# ROWS:
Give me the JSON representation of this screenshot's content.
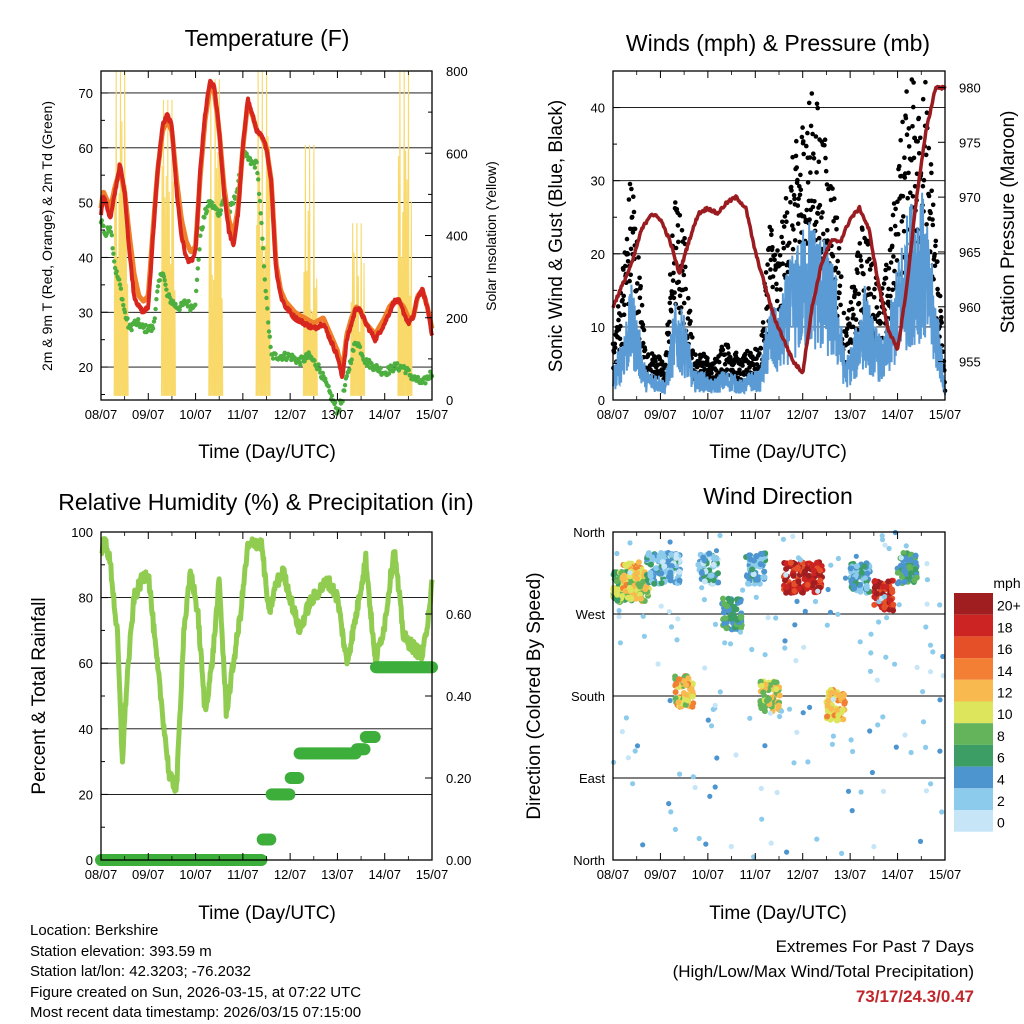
{
  "chart_data": [
    {
      "type": "line",
      "title": "Temperature (F)",
      "xlabel": "Time (Day/UTC)",
      "ylabel": "2m & 9m T (Red, Orange) & 2m Td (Green)",
      "y2label": "Solar Insolation (Yellow)",
      "x_ticks": [
        "08/07",
        "09/07",
        "10/07",
        "11/07",
        "12/07",
        "13/07",
        "14/07",
        "15/07"
      ],
      "ylim": [
        14,
        74
      ],
      "y_ticks": [
        20,
        30,
        40,
        50,
        60,
        70
      ],
      "y2lim": [
        0,
        800
      ],
      "y2_ticks": [
        0,
        200,
        400,
        600,
        800
      ],
      "grid": true,
      "series": [
        {
          "name": "2m T",
          "color": "#d7261e",
          "x": [
            0,
            0.05,
            0.1,
            0.2,
            0.3,
            0.4,
            0.5,
            0.6,
            0.7,
            0.8,
            0.9,
            1.0,
            1.1,
            1.2,
            1.3,
            1.4,
            1.5,
            1.6,
            1.7,
            1.8,
            1.9,
            2.0,
            2.1,
            2.2,
            2.3,
            2.4,
            2.5,
            2.6,
            2.7,
            2.8,
            2.9,
            3.0,
            3.1,
            3.2,
            3.3,
            3.4,
            3.5,
            3.6,
            3.7,
            3.8,
            3.9,
            4.0,
            4.1,
            4.3,
            4.5,
            4.7,
            4.9,
            5.0,
            5.1,
            5.2,
            5.3,
            5.4,
            5.5,
            5.6,
            5.8,
            6.0,
            6.1,
            6.2,
            6.3,
            6.4,
            6.5,
            6.6,
            6.7,
            6.8,
            6.9,
            7.0
          ],
          "values": [
            48,
            51,
            50,
            47,
            52,
            57,
            52,
            41,
            33,
            31,
            30,
            31,
            44,
            56,
            64,
            66,
            64,
            52,
            44,
            40,
            39,
            41,
            56,
            66,
            72,
            71,
            63,
            52,
            45,
            42,
            48,
            60,
            69,
            66,
            63,
            62,
            60,
            54,
            38,
            33,
            31,
            30,
            29,
            28,
            27,
            28,
            24,
            22,
            18,
            25,
            28,
            31,
            30,
            28,
            25,
            28,
            30,
            32,
            32,
            30,
            28,
            29,
            33,
            34,
            31,
            26
          ]
        },
        {
          "name": "9m T",
          "color": "#f07f2a",
          "x": [
            0,
            0.05,
            0.1,
            0.2,
            0.3,
            0.4,
            0.5,
            0.6,
            0.7,
            0.8,
            0.9,
            1.0,
            1.1,
            1.2,
            1.3,
            1.4,
            1.5,
            1.6,
            1.7,
            1.8,
            1.9,
            2.0,
            2.1,
            2.2,
            2.3,
            2.4,
            2.5,
            2.6,
            2.7,
            2.8,
            2.9,
            3.0,
            3.1,
            3.2,
            3.3,
            3.4,
            3.5,
            3.6,
            3.7,
            3.8,
            3.9,
            4.0,
            4.1,
            4.3,
            4.5,
            4.7,
            4.9,
            5.0,
            5.1,
            5.2,
            5.3,
            5.4,
            5.5,
            5.6,
            5.8,
            6.0,
            6.1,
            6.2,
            6.3,
            6.4,
            6.5,
            6.6,
            6.7,
            6.8,
            6.9,
            7.0
          ],
          "values": [
            49,
            52,
            51,
            49,
            53,
            56,
            52,
            44,
            37,
            33,
            32,
            33,
            45,
            56,
            63,
            65,
            63,
            54,
            47,
            43,
            41,
            42,
            55,
            65,
            71,
            70,
            63,
            53,
            47,
            44,
            49,
            60,
            68,
            66,
            63,
            62,
            60,
            54,
            39,
            34,
            32,
            31,
            30,
            29,
            28,
            29,
            25,
            23,
            19,
            26,
            29,
            31,
            30,
            28,
            26,
            29,
            31,
            32,
            32,
            31,
            29,
            29,
            33,
            34,
            31,
            27
          ]
        },
        {
          "name": "2m Td",
          "color": "#4caf3f",
          "x": [
            0,
            0.1,
            0.2,
            0.3,
            0.4,
            0.5,
            0.6,
            0.7,
            0.8,
            0.9,
            1.0,
            1.1,
            1.2,
            1.3,
            1.4,
            1.5,
            1.6,
            1.7,
            1.8,
            1.9,
            2.0,
            2.1,
            2.2,
            2.3,
            2.4,
            2.5,
            2.6,
            2.7,
            2.8,
            2.9,
            3.0,
            3.1,
            3.2,
            3.3,
            3.4,
            3.5,
            3.6,
            3.7,
            3.8,
            3.9,
            4.0,
            4.2,
            4.4,
            4.6,
            4.8,
            5.0,
            5.1,
            5.2,
            5.3,
            5.4,
            5.5,
            5.6,
            5.8,
            6.0,
            6.2,
            6.4,
            6.6,
            6.8,
            7.0
          ],
          "values": [
            47,
            44,
            46,
            38,
            35,
            30,
            27,
            28,
            28,
            27,
            27,
            27,
            34,
            38,
            33,
            32,
            31,
            31,
            32,
            31,
            32,
            44,
            48,
            50,
            49,
            48,
            51,
            48,
            50,
            53,
            59,
            58,
            57,
            57,
            45,
            32,
            22,
            22,
            22,
            22,
            22,
            21,
            22,
            20,
            16,
            12,
            14,
            18,
            22,
            25,
            23,
            21,
            20,
            19,
            20,
            20,
            18,
            17,
            19
          ]
        },
        {
          "name": "Solar Insolation",
          "color": "#f8d96a",
          "axis": "y2",
          "x": [
            0.3,
            0.42,
            0.52,
            1.32,
            1.42,
            1.52,
            2.32,
            2.42,
            2.52,
            3.32,
            3.42,
            3.52,
            4.32,
            4.42,
            4.52,
            5.32,
            5.42,
            5.52,
            6.32,
            6.42,
            6.52
          ],
          "values": [
            20,
            800,
            20,
            20,
            730,
            20,
            20,
            780,
            20,
            20,
            800,
            20,
            20,
            620,
            20,
            20,
            430,
            20,
            20,
            800,
            20
          ]
        }
      ]
    },
    {
      "type": "scatter",
      "title": "Winds (mph) & Pressure (mb)",
      "xlabel": "Time (Day/UTC)",
      "ylabel": "Sonic Wind & Gust (Blue, Black)",
      "y2label": "Station Pressure (Maroon)",
      "x_ticks": [
        "08/07",
        "09/07",
        "10/07",
        "11/07",
        "12/07",
        "13/07",
        "14/07",
        "15/07"
      ],
      "ylim": [
        0,
        45
      ],
      "y_ticks": [
        0,
        10,
        20,
        30,
        40
      ],
      "y2lim": [
        951.5,
        981.5
      ],
      "y2_ticks": [
        955,
        960,
        965,
        970,
        975,
        980
      ],
      "grid": true,
      "series": [
        {
          "name": "Gust",
          "color": "#000000",
          "x": [
            0,
            0.2,
            0.4,
            0.5,
            0.7,
            0.9,
            1.1,
            1.3,
            1.5,
            1.7,
            1.9,
            2.1,
            2.3,
            2.5,
            2.7,
            2.9,
            3.1,
            3.3,
            3.5,
            3.7,
            3.9,
            4.1,
            4.3,
            4.5,
            4.7,
            4.9,
            5.1,
            5.3,
            5.5,
            5.7,
            5.9,
            6.1,
            6.3,
            6.5,
            6.7,
            6.9,
            7.0
          ],
          "values": [
            6,
            14,
            26,
            18,
            5,
            5,
            4,
            22,
            18,
            5,
            5,
            4,
            6,
            6,
            4,
            6,
            5,
            20,
            16,
            24,
            28,
            33,
            32,
            27,
            22,
            7,
            14,
            20,
            14,
            12,
            20,
            30,
            36,
            40,
            26,
            12,
            2
          ]
        },
        {
          "name": "Wind",
          "color": "#5b9bd5",
          "x": [
            0,
            0.2,
            0.4,
            0.5,
            0.7,
            0.9,
            1.1,
            1.3,
            1.5,
            1.7,
            1.9,
            2.1,
            2.3,
            2.5,
            2.7,
            2.9,
            3.1,
            3.3,
            3.5,
            3.7,
            3.9,
            4.1,
            4.3,
            4.5,
            4.7,
            4.9,
            5.1,
            5.3,
            5.5,
            5.7,
            5.9,
            6.1,
            6.3,
            6.5,
            6.7,
            6.9,
            7.0
          ],
          "values": [
            3,
            7,
            12,
            9,
            3,
            3,
            2,
            10,
            9,
            3,
            3,
            2,
            3,
            3,
            2,
            3,
            3,
            10,
            9,
            14,
            16,
            19,
            18,
            16,
            13,
            4,
            7,
            12,
            8,
            6,
            11,
            17,
            21,
            22,
            15,
            7,
            1
          ]
        },
        {
          "name": "Station Pressure",
          "color": "#9b1c20",
          "axis": "y2",
          "x": [
            0,
            0.2,
            0.4,
            0.6,
            0.8,
            1.0,
            1.2,
            1.4,
            1.6,
            1.8,
            2.0,
            2.2,
            2.4,
            2.6,
            2.8,
            3.0,
            3.2,
            3.4,
            3.6,
            3.8,
            4.0,
            4.2,
            4.4,
            4.6,
            4.8,
            5.0,
            5.2,
            5.4,
            5.6,
            5.8,
            6.0,
            6.2,
            6.4,
            6.6,
            6.8,
            7.0
          ],
          "values": [
            960,
            962,
            964,
            967,
            968.5,
            968,
            966,
            963,
            966,
            968.5,
            969,
            968.5,
            969.5,
            970,
            969,
            965,
            962,
            959,
            957,
            955,
            954,
            960,
            964,
            966,
            966,
            968,
            969,
            967,
            962,
            958,
            956,
            962,
            970,
            976,
            980,
            980
          ]
        }
      ]
    },
    {
      "type": "line",
      "title": "Relative Humidity (%) & Precipitation (in)",
      "xlabel": "Time (Day/UTC)",
      "ylabel": "Percent & Total Rainfall",
      "x_ticks": [
        "08/07",
        "09/07",
        "10/07",
        "11/07",
        "12/07",
        "13/07",
        "14/07",
        "15/07"
      ],
      "ylim": [
        0,
        100
      ],
      "y_ticks": [
        0,
        20,
        40,
        60,
        80,
        100
      ],
      "y2lim": [
        0,
        0.8
      ],
      "y2_ticks": [
        "0.00",
        "0.20",
        "0.40",
        "0.60"
      ],
      "grid": true,
      "series": [
        {
          "name": "Relative Humidity",
          "color": "#8fcc4f",
          "x": [
            0,
            0.1,
            0.2,
            0.35,
            0.45,
            0.55,
            0.7,
            0.85,
            1.0,
            1.15,
            1.3,
            1.45,
            1.6,
            1.75,
            1.9,
            2.05,
            2.2,
            2.35,
            2.5,
            2.65,
            2.8,
            2.95,
            3.1,
            3.25,
            3.4,
            3.55,
            3.7,
            3.85,
            4.0,
            4.2,
            4.4,
            4.6,
            4.8,
            5.0,
            5.2,
            5.4,
            5.6,
            5.8,
            6.0,
            6.2,
            6.4,
            6.6,
            6.8,
            6.9,
            7.0
          ],
          "values": [
            95,
            97,
            90,
            68,
            30,
            55,
            80,
            85,
            88,
            65,
            45,
            25,
            22,
            70,
            88,
            75,
            45,
            60,
            85,
            45,
            60,
            75,
            95,
            97,
            96,
            75,
            84,
            88,
            80,
            70,
            78,
            82,
            85,
            80,
            60,
            75,
            92,
            60,
            72,
            95,
            68,
            65,
            62,
            72,
            84
          ]
        },
        {
          "name": "Total Precipitation",
          "color": "#3dae3b",
          "axis": "y2",
          "unit": "in",
          "x": [
            0,
            1,
            2,
            3,
            3.2,
            3.4,
            3.6,
            3.8,
            4.0,
            4.2,
            4.5,
            5.0,
            5.4,
            5.6,
            5.8,
            6.0,
            6.5,
            7.0
          ],
          "values": [
            0,
            0,
            0,
            0,
            0,
            0.05,
            0.16,
            0.16,
            0.2,
            0.26,
            0.26,
            0.26,
            0.27,
            0.3,
            0.47,
            0.47,
            0.47,
            0.47
          ]
        }
      ]
    },
    {
      "type": "scatter",
      "title": "Wind Direction",
      "xlabel": "Time (Day/UTC)",
      "ylabel": "Direction (Colored By Speed)",
      "x_ticks": [
        "08/07",
        "09/07",
        "10/07",
        "11/07",
        "12/07",
        "13/07",
        "14/07",
        "15/07"
      ],
      "y_ticks": [
        "North",
        "East",
        "South",
        "West",
        "North"
      ],
      "ylim": [
        0,
        360
      ],
      "grid": true,
      "colorbar": {
        "title": "mph",
        "labels": [
          "0",
          "2",
          "4",
          "6",
          "8",
          "10",
          "12",
          "14",
          "16",
          "18",
          "20+"
        ],
        "colors": [
          "#c6e6f8",
          "#8ccbec",
          "#4d95cf",
          "#3c9e64",
          "#63b45a",
          "#dce55b",
          "#f8ba4f",
          "#f27f33",
          "#e65028",
          "#cc2422",
          "#a01d20"
        ]
      },
      "clusters": [
        {
          "x": 0.0,
          "direction": 300,
          "speed": 8
        },
        {
          "x": 0.2,
          "direction": 310,
          "speed": 12
        },
        {
          "x": 0.35,
          "direction": 300,
          "speed": 10
        },
        {
          "x": 0.7,
          "direction": 320,
          "speed": 4
        },
        {
          "x": 1.0,
          "direction": 320,
          "speed": 3
        },
        {
          "x": 1.3,
          "direction": 185,
          "speed": 11
        },
        {
          "x": 1.8,
          "direction": 320,
          "speed": 3
        },
        {
          "x": 2.3,
          "direction": 270,
          "speed": 6
        },
        {
          "x": 2.8,
          "direction": 320,
          "speed": 3
        },
        {
          "x": 3.1,
          "direction": 180,
          "speed": 10
        },
        {
          "x": 3.6,
          "direction": 310,
          "speed": 18
        },
        {
          "x": 4.0,
          "direction": 310,
          "speed": 19
        },
        {
          "x": 4.5,
          "direction": 170,
          "speed": 12
        },
        {
          "x": 5.0,
          "direction": 310,
          "speed": 4
        },
        {
          "x": 5.5,
          "direction": 290,
          "speed": 18
        },
        {
          "x": 6.0,
          "direction": 320,
          "speed": 6
        }
      ]
    }
  ],
  "station": {
    "location": "Location: Berkshire",
    "elevation": "Station elevation: 393.59 m",
    "latlon": "Station lat/lon: 42.3203; -76.2032",
    "created": "Figure created on Sun, 2026-03-15, at 07:22 UTC",
    "recent": "Most recent data timestamp: 2026/03/15 07:15:00"
  },
  "extremes": {
    "title": "Extremes For Past 7 Days",
    "subtitle": "(High/Low/Max Wind/Total Precipitation)",
    "value": "73/17/24.3/0.47"
  }
}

# WHAT YOU WILL DO:
In the lines above, find each one with "Relative" and list it.

# SOLUTION TO THIS TASK:
      "title": "Relative Humidity (%) & Precipitation (in)",
          "name": "Relative Humidity",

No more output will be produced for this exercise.